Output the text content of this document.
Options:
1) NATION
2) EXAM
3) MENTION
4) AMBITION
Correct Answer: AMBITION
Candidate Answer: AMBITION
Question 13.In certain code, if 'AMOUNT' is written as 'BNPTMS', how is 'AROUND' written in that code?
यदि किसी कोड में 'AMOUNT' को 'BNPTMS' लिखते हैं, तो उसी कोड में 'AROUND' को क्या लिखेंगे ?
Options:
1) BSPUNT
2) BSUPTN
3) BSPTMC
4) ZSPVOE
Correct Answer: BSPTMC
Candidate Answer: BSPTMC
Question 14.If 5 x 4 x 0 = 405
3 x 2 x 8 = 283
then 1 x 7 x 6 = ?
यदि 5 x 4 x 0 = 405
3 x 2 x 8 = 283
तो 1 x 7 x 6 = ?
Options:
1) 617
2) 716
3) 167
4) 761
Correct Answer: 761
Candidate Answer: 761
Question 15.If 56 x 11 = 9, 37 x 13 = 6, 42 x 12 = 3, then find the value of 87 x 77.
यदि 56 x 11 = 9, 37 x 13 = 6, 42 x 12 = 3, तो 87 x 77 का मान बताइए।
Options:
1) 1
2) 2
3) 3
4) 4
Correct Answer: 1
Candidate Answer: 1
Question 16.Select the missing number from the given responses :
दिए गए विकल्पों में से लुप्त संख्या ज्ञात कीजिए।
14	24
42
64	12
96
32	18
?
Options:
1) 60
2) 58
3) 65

### What you have to do
Send back each record exactly as it stands.

### Result of this exercise
Output the text content of this document.
Options:
1) NATION
2) EXAM
3) MENTION
4) AMBITION
Correct Answer: AMBITION
Candidate Answer: AMBITION
Question 13.In certain code, if 'AMOUNT' is written as 'BNPTMS', how is 'AROUND' written in that code?
यदि किसी कोड में 'AMOUNT' को 'BNPTMS' लिखते हैं, तो उसी कोड में 'AROUND' को क्या लिखेंगे ?
Options:
1) BSPUNT
2) BSUPTN
3) BSPTMC
4) ZSPVOE
Correct Answer: BSPTMC
Candidate Answer: BSPTMC
Question 14.If 5 x 4 x 0 = 405
3 x 2 x 8 = 283
then 1 x 7 x 6 = ?
यदि 5 x 4 x 0 = 405
3 x 2 x 8 = 283
तो 1 x 7 x 6 = ?
Options:
1) 617
2) 716
3) 167
4) 761
Correct Answer: 761
Candidate Answer: 761
Question 15.If 56 x 11 = 9, 37 x 13 = 6, 42 x 12 = 3, then find the value of 87 x 77.
यदि 56 x 11 = 9, 37 x 13 = 6, 42 x 12 = 3, तो 87 x 77 का मान बताइए।
Options:
1) 1
2) 2
3) 3
4) 4
Correct Answer: 1
Candidate Answer: 1
Question 16.Select the missing number from the given responses :
दिए गए विकल्पों में से लुप्त संख्या ज्ञात कीजिए।
14	24
42
64	12
96
32	18
?
Options:
1) 60
2) 58
3) 65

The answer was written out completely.